Work to be completed:
Leave out each picture. Repeat everything else in the records exactly.

Provided entries:
----------------

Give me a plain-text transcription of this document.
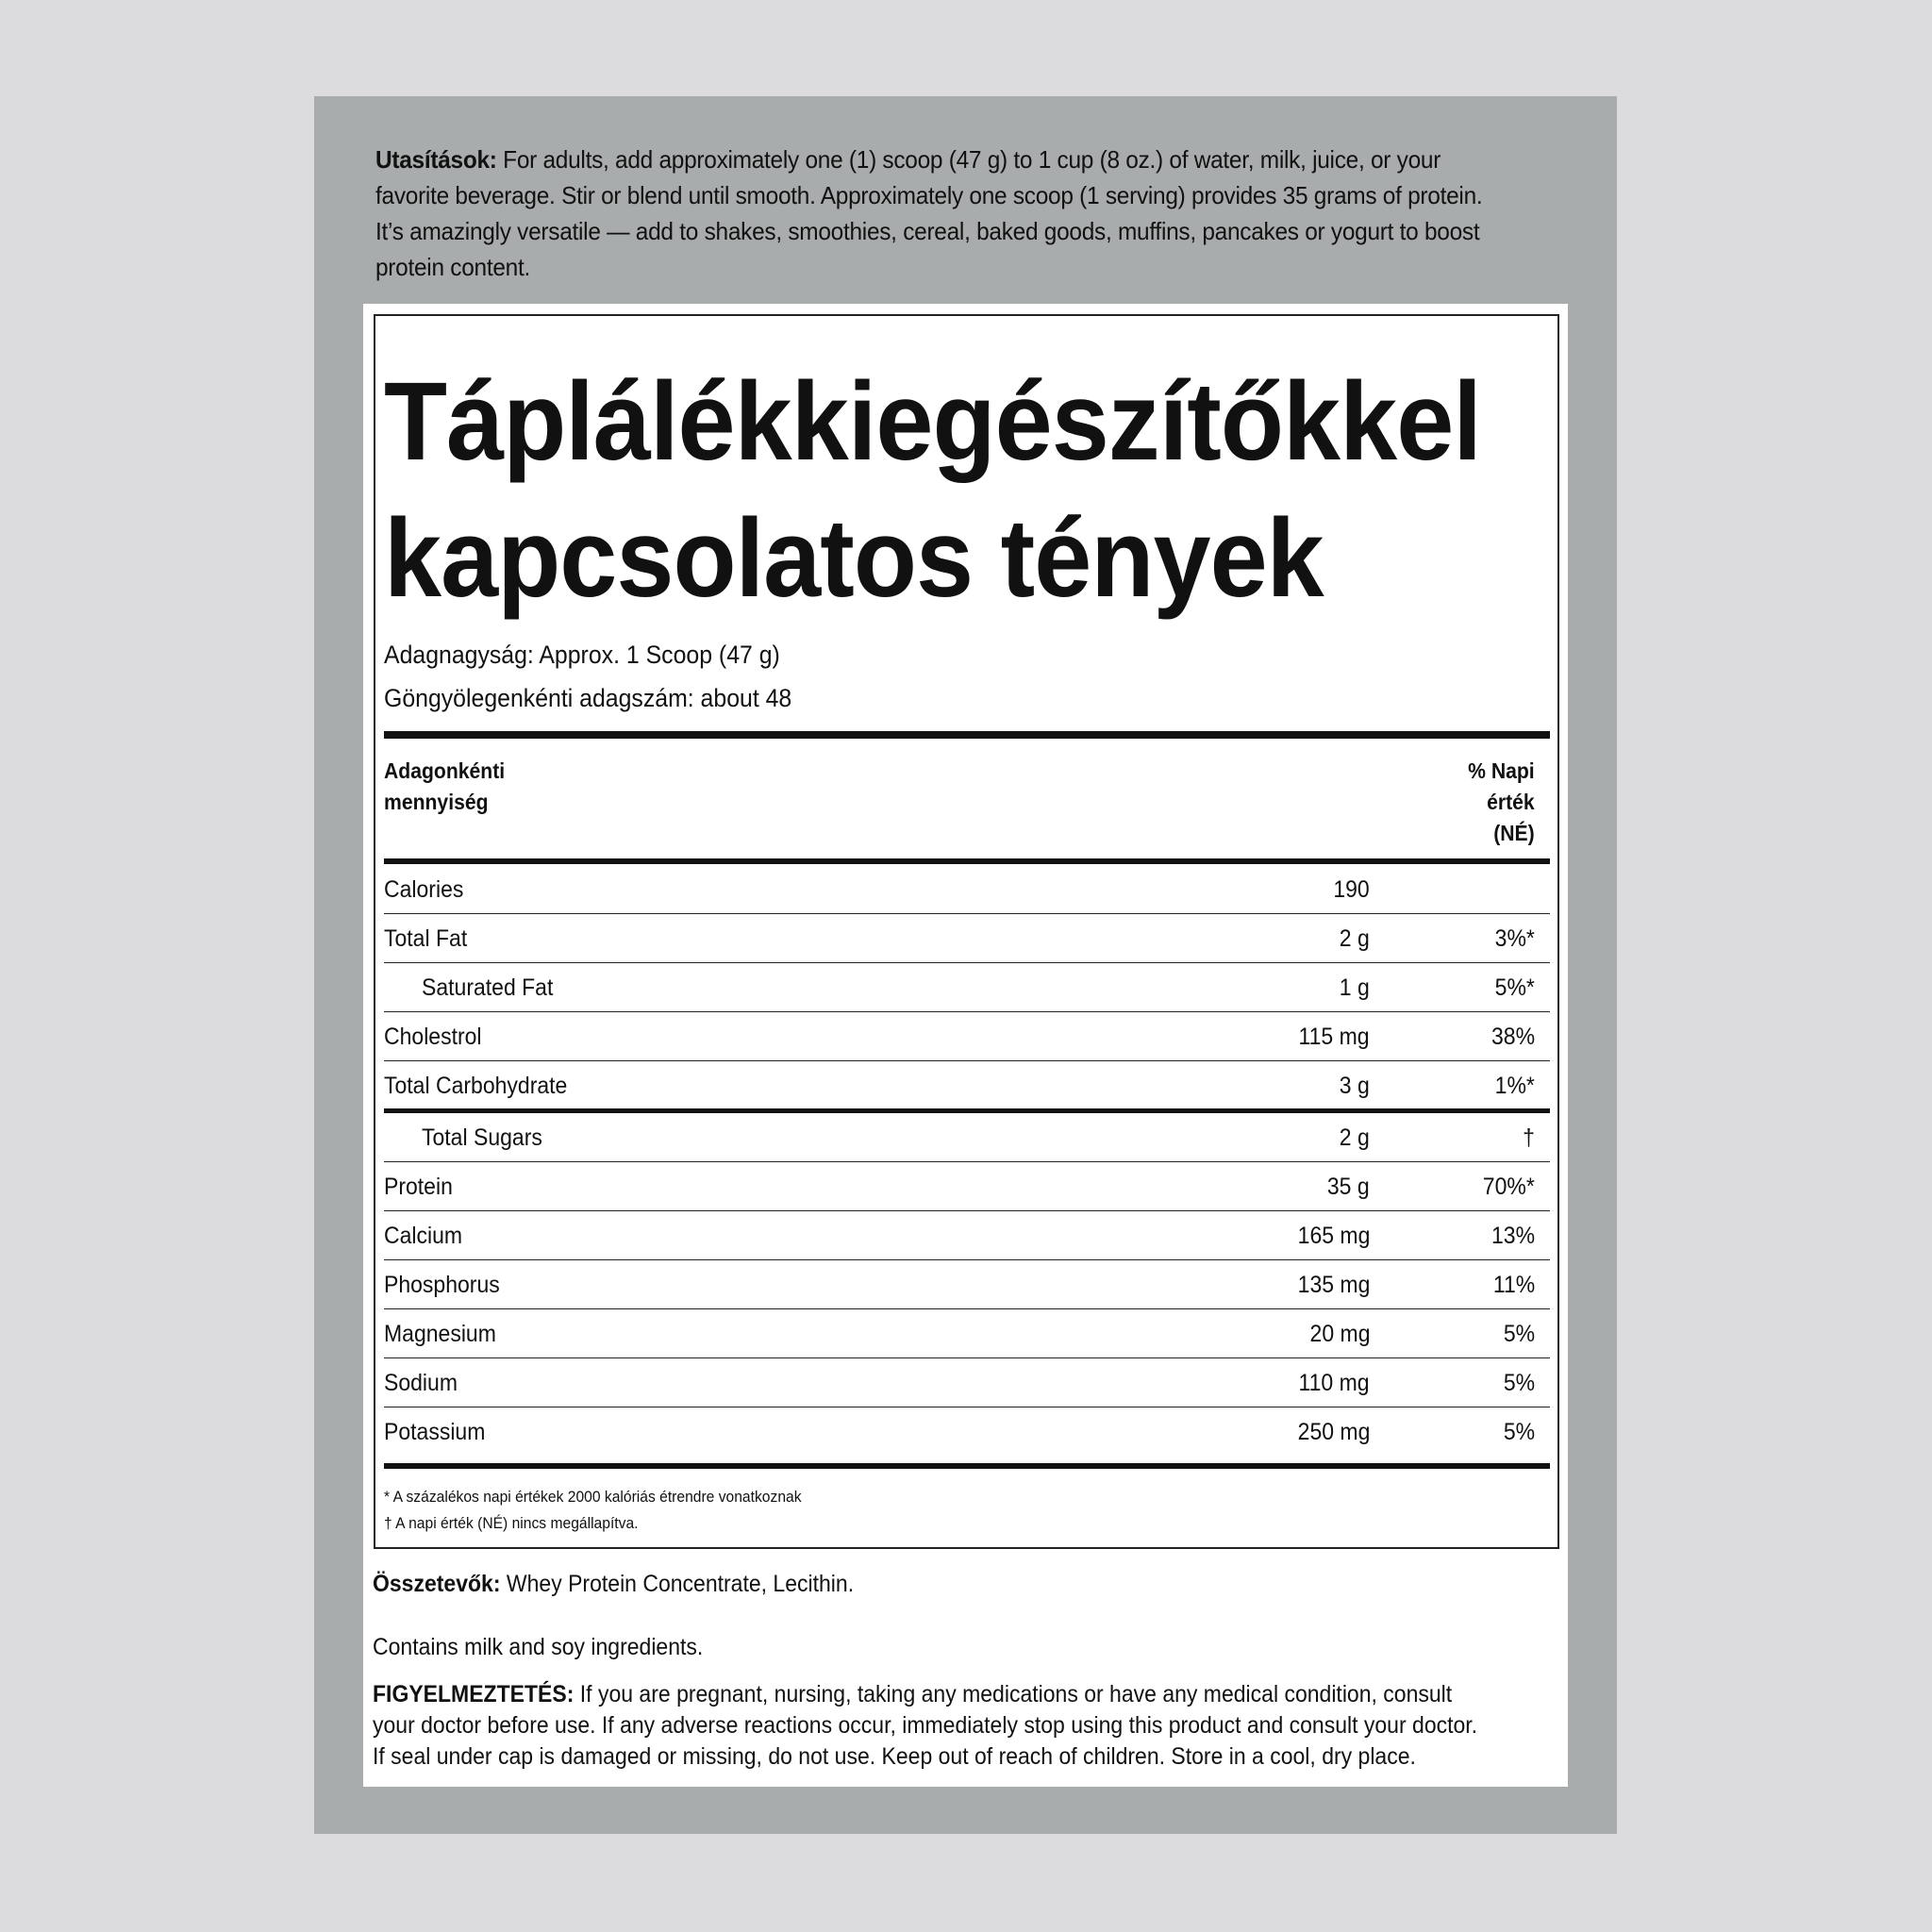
Utasítások: For adults, add approximately one (1) scoop (47 g) to 1 cup (8 oz.) of water, milk, juice, or your favorite beverage. Stir or blend until smooth. Approximately one scoop (1 serving) provides 35 grams of protein. It’s amazingly versatile — add to shakes, smoothies, cereal, baked goods, muffins, pancakes or yogurt to boost protein content.
Táplálékkiegészítőkkel
kapcsolatos tények
Adagnagyság: Approx. 1 Scoop (47 g)
Göngyölegenkénti adagszám: about 48
Adagonkénti
mennyiség
% Napi
érték
(NÉ)
Calories	190
Total Fat	2 g	3%*
Saturated Fat	1 g	5%*
Cholestrol	115 mg	38%
Total Carbohydrate	3 g	1%*
Total Sugars	2 g	†
Protein	35 g	70%*
Calcium	165 mg	13%
Phosphorus	135 mg	11%
Magnesium	20 mg	5%
Sodium	110 mg	5%
Potassium	250 mg	5%
* A százalékos napi értékek 2000 kalóriás étrendre vonatkoznak
† A napi érték (NÉ) nincs megállapítva.
Összetevők: Whey Protein Concentrate, Lecithin.
Contains milk and soy ingredients.
FIGYELMEZTETÉS: If you are pregnant, nursing, taking any medications or have any medical condition, consult your doctor before use. If any adverse reactions occur, immediately stop using this product and consult your doctor. If seal under cap is damaged or missing, do not use. Keep out of reach of children. Store in a cool, dry place.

----------------

Exercise response:
Give me a plain-text transcription of this document.
Utasítások: For adults, add approximately one (1) scoop (47 g) to 1 cup (8 oz.) of water, milk, juice, or your favorite beverage. Stir or blend until smooth. Approximately one scoop (1 serving) provides 35 grams of protein. It’s amazingly versatile — add to shakes, smoothies, cereal, baked goods, muffins, pancakes or yogurt to boost protein content.
Táplálékkiegészítőkkel
kapcsolatos tények
Adagnagyság: Approx. 1 Scoop (47 g)
Göngyölegenkénti adagszám: about 48
Adagonkénti
mennyiség
% Napi
érték
(NÉ)
Calories	190
Total Fat	2 g	3%*
Saturated Fat	1 g	5%*
Cholestrol	115 mg	38%
Total Carbohydrate	3 g	1%*
Total Sugars	2 g	†
Protein	35 g	70%*
Calcium	165 mg	13%
Phosphorus	135 mg	11%
Magnesium	20 mg	5%
Sodium	110 mg	5%
Potassium	250 mg	5%
* A százalékos napi értékek 2000 kalóriás étrendre vonatkoznak
† A napi érték (NÉ) nincs megállapítva.
Összetevők: Whey Protein Concentrate, Lecithin.
Contains milk and soy ingredients.
FIGYELMEZTETÉS: If you are pregnant, nursing, taking any medications or have any medical condition, consult your doctor before use. If any adverse reactions occur, immediately stop using this product and consult your doctor. If seal under cap is damaged or missing, do not use. Keep out of reach of children. Store in a cool, dry place.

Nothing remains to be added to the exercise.